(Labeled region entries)
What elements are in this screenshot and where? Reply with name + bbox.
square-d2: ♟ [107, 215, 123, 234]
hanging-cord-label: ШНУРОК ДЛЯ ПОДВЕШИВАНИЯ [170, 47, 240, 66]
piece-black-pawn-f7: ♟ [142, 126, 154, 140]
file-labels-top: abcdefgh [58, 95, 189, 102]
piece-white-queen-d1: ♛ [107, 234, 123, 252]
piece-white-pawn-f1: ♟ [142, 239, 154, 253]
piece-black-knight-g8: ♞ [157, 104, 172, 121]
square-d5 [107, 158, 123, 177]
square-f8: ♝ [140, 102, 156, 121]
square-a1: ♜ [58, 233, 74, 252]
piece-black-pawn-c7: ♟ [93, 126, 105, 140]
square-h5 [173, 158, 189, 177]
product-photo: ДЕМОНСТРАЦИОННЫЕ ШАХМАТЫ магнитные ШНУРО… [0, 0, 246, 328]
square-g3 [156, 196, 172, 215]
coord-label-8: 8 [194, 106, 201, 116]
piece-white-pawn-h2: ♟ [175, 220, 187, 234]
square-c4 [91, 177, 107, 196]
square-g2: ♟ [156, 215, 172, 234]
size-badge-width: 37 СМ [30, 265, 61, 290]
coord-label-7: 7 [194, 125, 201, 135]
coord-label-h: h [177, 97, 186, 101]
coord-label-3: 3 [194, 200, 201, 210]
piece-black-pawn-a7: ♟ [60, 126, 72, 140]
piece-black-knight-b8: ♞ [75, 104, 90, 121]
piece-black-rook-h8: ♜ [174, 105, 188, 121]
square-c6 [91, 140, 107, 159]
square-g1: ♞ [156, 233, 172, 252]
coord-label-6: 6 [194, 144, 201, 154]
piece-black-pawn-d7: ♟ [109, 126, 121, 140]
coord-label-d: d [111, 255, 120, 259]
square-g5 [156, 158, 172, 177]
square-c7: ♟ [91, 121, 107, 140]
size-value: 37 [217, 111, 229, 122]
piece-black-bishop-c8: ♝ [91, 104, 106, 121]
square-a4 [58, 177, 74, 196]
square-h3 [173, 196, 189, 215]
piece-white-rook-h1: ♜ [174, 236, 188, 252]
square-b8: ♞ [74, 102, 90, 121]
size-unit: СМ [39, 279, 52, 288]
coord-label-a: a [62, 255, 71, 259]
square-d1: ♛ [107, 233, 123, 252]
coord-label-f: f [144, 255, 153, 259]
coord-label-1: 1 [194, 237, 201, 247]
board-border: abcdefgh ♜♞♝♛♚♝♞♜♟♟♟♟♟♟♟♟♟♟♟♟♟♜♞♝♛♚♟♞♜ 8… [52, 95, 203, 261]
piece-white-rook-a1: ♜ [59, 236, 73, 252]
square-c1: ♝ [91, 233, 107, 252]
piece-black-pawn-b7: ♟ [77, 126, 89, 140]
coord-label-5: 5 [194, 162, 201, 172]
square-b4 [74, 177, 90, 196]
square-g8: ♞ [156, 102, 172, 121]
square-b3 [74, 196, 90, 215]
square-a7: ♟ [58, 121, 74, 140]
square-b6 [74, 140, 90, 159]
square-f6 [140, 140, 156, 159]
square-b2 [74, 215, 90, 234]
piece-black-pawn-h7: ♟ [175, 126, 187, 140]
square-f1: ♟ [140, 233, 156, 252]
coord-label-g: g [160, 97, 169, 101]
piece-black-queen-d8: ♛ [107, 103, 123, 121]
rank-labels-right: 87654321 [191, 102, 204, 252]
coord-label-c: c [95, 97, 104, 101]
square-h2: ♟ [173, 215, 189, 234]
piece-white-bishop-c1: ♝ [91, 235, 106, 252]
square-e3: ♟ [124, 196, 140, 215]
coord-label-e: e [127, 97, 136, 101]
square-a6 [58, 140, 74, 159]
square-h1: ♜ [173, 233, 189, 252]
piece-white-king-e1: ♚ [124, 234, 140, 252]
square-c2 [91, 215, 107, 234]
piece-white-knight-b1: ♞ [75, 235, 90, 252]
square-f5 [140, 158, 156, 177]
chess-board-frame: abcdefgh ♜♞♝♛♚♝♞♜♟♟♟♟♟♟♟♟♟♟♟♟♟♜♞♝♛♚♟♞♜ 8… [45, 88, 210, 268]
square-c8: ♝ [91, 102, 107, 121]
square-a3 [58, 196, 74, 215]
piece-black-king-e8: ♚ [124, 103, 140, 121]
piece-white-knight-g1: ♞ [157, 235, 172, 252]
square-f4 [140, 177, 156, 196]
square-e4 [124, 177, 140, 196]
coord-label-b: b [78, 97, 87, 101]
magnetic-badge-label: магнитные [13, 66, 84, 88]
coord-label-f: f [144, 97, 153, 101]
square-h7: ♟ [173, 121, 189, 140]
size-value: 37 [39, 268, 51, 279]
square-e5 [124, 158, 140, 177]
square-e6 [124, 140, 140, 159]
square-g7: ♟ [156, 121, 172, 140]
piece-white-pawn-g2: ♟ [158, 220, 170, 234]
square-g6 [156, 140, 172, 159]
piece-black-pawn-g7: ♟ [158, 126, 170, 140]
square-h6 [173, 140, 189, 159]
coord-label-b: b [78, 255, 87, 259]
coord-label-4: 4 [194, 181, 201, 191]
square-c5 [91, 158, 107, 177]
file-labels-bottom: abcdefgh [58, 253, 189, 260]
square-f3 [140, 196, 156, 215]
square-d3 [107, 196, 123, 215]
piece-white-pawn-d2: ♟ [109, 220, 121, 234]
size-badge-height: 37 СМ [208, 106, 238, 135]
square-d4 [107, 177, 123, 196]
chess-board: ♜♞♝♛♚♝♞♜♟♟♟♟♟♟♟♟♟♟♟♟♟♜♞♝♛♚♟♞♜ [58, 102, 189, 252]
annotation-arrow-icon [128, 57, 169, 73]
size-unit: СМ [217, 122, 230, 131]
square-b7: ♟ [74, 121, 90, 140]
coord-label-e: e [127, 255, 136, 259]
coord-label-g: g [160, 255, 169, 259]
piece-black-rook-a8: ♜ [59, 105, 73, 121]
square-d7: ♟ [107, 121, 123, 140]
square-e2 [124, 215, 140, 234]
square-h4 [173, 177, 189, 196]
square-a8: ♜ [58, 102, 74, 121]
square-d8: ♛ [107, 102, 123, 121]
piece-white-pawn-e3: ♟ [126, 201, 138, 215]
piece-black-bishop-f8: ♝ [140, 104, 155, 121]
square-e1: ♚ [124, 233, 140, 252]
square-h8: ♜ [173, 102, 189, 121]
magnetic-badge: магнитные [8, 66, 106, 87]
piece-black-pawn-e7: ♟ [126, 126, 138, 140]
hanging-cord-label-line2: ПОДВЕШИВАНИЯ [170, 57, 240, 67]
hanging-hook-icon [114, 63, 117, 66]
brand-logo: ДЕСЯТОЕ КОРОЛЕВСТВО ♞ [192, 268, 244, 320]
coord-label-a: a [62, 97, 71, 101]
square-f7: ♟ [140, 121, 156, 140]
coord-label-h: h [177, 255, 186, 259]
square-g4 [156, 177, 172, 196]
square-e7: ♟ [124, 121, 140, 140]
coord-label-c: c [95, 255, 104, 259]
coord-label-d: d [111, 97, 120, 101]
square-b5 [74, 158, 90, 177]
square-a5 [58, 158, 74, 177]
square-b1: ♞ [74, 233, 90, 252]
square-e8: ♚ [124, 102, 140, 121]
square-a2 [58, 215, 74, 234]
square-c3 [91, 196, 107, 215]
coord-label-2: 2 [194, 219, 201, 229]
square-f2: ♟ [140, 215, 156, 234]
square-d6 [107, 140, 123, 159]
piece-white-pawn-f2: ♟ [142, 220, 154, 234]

▶ [Problem] Switch "board-border" to "board-frame" in every one of the records above, and leave everything else unchanged.

▶ [The output]
What elements are in this screenshot and where? Reply with name + bbox.
square-d2: ♟ [107, 215, 123, 234]
hanging-cord-label: ШНУРОК ДЛЯ ПОДВЕШИВАНИЯ [170, 47, 240, 66]
piece-black-pawn-f7: ♟ [142, 126, 154, 140]
file-labels-top: abcdefgh [58, 95, 189, 102]
piece-white-queen-d1: ♛ [107, 234, 123, 252]
piece-white-pawn-f1: ♟ [142, 239, 154, 253]
piece-black-knight-g8: ♞ [157, 104, 172, 121]
square-d5 [107, 158, 123, 177]
square-f8: ♝ [140, 102, 156, 121]
square-a1: ♜ [58, 233, 74, 252]
piece-black-pawn-c7: ♟ [93, 126, 105, 140]
square-h5 [173, 158, 189, 177]
product-photo: ДЕМОНСТРАЦИОННЫЕ ШАХМАТЫ магнитные ШНУРО… [0, 0, 246, 328]
square-g3 [156, 196, 172, 215]
coord-label-8: 8 [194, 106, 201, 116]
piece-white-pawn-h2: ♟ [175, 220, 187, 234]
square-c4 [91, 177, 107, 196]
square-g2: ♟ [156, 215, 172, 234]
size-badge-width: 37 СМ [30, 265, 61, 290]
coord-label-7: 7 [194, 125, 201, 135]
coord-label-h: h [177, 97, 186, 101]
coord-label-3: 3 [194, 200, 201, 210]
piece-black-pawn-a7: ♟ [60, 126, 72, 140]
piece-black-knight-b8: ♞ [75, 104, 90, 121]
piece-black-rook-h8: ♜ [174, 105, 188, 121]
square-c6 [91, 140, 107, 159]
square-g1: ♞ [156, 233, 172, 252]
coord-label-6: 6 [194, 144, 201, 154]
piece-black-pawn-d7: ♟ [109, 126, 121, 140]
coord-label-d: d [111, 255, 120, 259]
square-g5 [156, 158, 172, 177]
square-c7: ♟ [91, 121, 107, 140]
size-value: 37 [217, 111, 229, 122]
piece-black-bishop-c8: ♝ [91, 104, 106, 121]
square-a4 [58, 177, 74, 196]
square-h3 [173, 196, 189, 215]
piece-white-rook-h1: ♜ [174, 236, 188, 252]
square-b8: ♞ [74, 102, 90, 121]
size-unit: СМ [39, 279, 52, 288]
coord-label-a: a [62, 255, 71, 259]
square-d1: ♛ [107, 233, 123, 252]
coord-label-f: f [144, 255, 153, 259]
coord-label-1: 1 [194, 237, 201, 247]
board-frame: abcdefgh ♜♞♝♛♚♝♞♜♟♟♟♟♟♟♟♟♟♟♟♟♟♜♞♝♛♚♟♞♜ 8… [52, 95, 203, 261]
piece-white-rook-a1: ♜ [59, 236, 73, 252]
square-c1: ♝ [91, 233, 107, 252]
piece-black-pawn-b7: ♟ [77, 126, 89, 140]
coord-label-5: 5 [194, 162, 201, 172]
square-b4 [74, 177, 90, 196]
square-g8: ♞ [156, 102, 172, 121]
square-b3 [74, 196, 90, 215]
square-a7: ♟ [58, 121, 74, 140]
square-b6 [74, 140, 90, 159]
square-f6 [140, 140, 156, 159]
square-b2 [74, 215, 90, 234]
piece-black-pawn-h7: ♟ [175, 126, 187, 140]
square-f1: ♟ [140, 233, 156, 252]
coord-label-g: g [160, 97, 169, 101]
piece-black-queen-d8: ♛ [107, 103, 123, 121]
rank-labels-right: 87654321 [191, 102, 204, 252]
coord-label-c: c [95, 97, 104, 101]
square-h2: ♟ [173, 215, 189, 234]
piece-white-bishop-c1: ♝ [91, 235, 106, 252]
square-e3: ♟ [124, 196, 140, 215]
coord-label-e: e [127, 97, 136, 101]
square-a6 [58, 140, 74, 159]
square-h1: ♜ [173, 233, 189, 252]
piece-white-king-e1: ♚ [124, 234, 140, 252]
square-c2 [91, 215, 107, 234]
piece-white-knight-b1: ♞ [75, 235, 90, 252]
square-f5 [140, 158, 156, 177]
chess-board-frame: abcdefgh ♜♞♝♛♚♝♞♜♟♟♟♟♟♟♟♟♟♟♟♟♟♜♞♝♛♚♟♞♜ 8… [45, 88, 210, 268]
square-c8: ♝ [91, 102, 107, 121]
square-a3 [58, 196, 74, 215]
piece-black-king-e8: ♚ [124, 103, 140, 121]
piece-white-knight-g1: ♞ [157, 235, 172, 252]
square-f4 [140, 177, 156, 196]
square-e4 [124, 177, 140, 196]
coord-label-b: b [78, 97, 87, 101]
magnetic-badge-label: магнитные [13, 66, 84, 88]
coord-label-f: f [144, 97, 153, 101]
square-h7: ♟ [173, 121, 189, 140]
size-value: 37 [39, 268, 51, 279]
square-e5 [124, 158, 140, 177]
square-e6 [124, 140, 140, 159]
square-g7: ♟ [156, 121, 172, 140]
piece-white-pawn-g2: ♟ [158, 220, 170, 234]
square-g6 [156, 140, 172, 159]
piece-black-pawn-g7: ♟ [158, 126, 170, 140]
square-h6 [173, 140, 189, 159]
coord-label-b: b [78, 255, 87, 259]
coord-label-4: 4 [194, 181, 201, 191]
square-c5 [91, 158, 107, 177]
file-labels-bottom: abcdefgh [58, 253, 189, 260]
square-f3 [140, 196, 156, 215]
square-d3 [107, 196, 123, 215]
piece-white-pawn-d2: ♟ [109, 220, 121, 234]
size-badge-height: 37 СМ [208, 106, 238, 135]
square-d4 [107, 177, 123, 196]
chess-board: ♜♞♝♛♚♝♞♜♟♟♟♟♟♟♟♟♟♟♟♟♟♜♞♝♛♚♟♞♜ [58, 102, 189, 252]
annotation-arrow-icon [128, 57, 169, 73]
size-unit: СМ [217, 122, 230, 131]
square-b7: ♟ [74, 121, 90, 140]
coord-label-e: e [127, 255, 136, 259]
coord-label-g: g [160, 255, 169, 259]
piece-black-rook-a8: ♜ [59, 105, 73, 121]
square-d7: ♟ [107, 121, 123, 140]
square-e2 [124, 215, 140, 234]
square-h4 [173, 177, 189, 196]
square-a8: ♜ [58, 102, 74, 121]
square-d8: ♛ [107, 102, 123, 121]
piece-white-pawn-e3: ♟ [126, 201, 138, 215]
piece-black-bishop-f8: ♝ [140, 104, 155, 121]
square-e1: ♚ [124, 233, 140, 252]
square-h8: ♜ [173, 102, 189, 121]
magnetic-badge: магнитные [8, 66, 106, 87]
piece-black-pawn-e7: ♟ [126, 126, 138, 140]
hanging-cord-label-line2: ПОДВЕШИВАНИЯ [170, 57, 240, 67]
hanging-hook-icon [114, 63, 117, 66]
brand-logo: ДЕСЯТОЕ КОРОЛЕВСТВО ♞ [192, 268, 244, 320]
coord-label-a: a [62, 97, 71, 101]
square-f7: ♟ [140, 121, 156, 140]
coord-label-h: h [177, 255, 186, 259]
square-g4 [156, 177, 172, 196]
square-e7: ♟ [124, 121, 140, 140]
coord-label-c: c [95, 255, 104, 259]
coord-label-d: d [111, 97, 120, 101]
square-b5 [74, 158, 90, 177]
square-a5 [58, 158, 74, 177]
square-b1: ♞ [74, 233, 90, 252]
square-e8: ♚ [124, 102, 140, 121]
square-a2 [58, 215, 74, 234]
square-c3 [91, 196, 107, 215]
coord-label-2: 2 [194, 219, 201, 229]
square-f2: ♟ [140, 215, 156, 234]
square-d6 [107, 140, 123, 159]
piece-white-pawn-f2: ♟ [142, 220, 154, 234]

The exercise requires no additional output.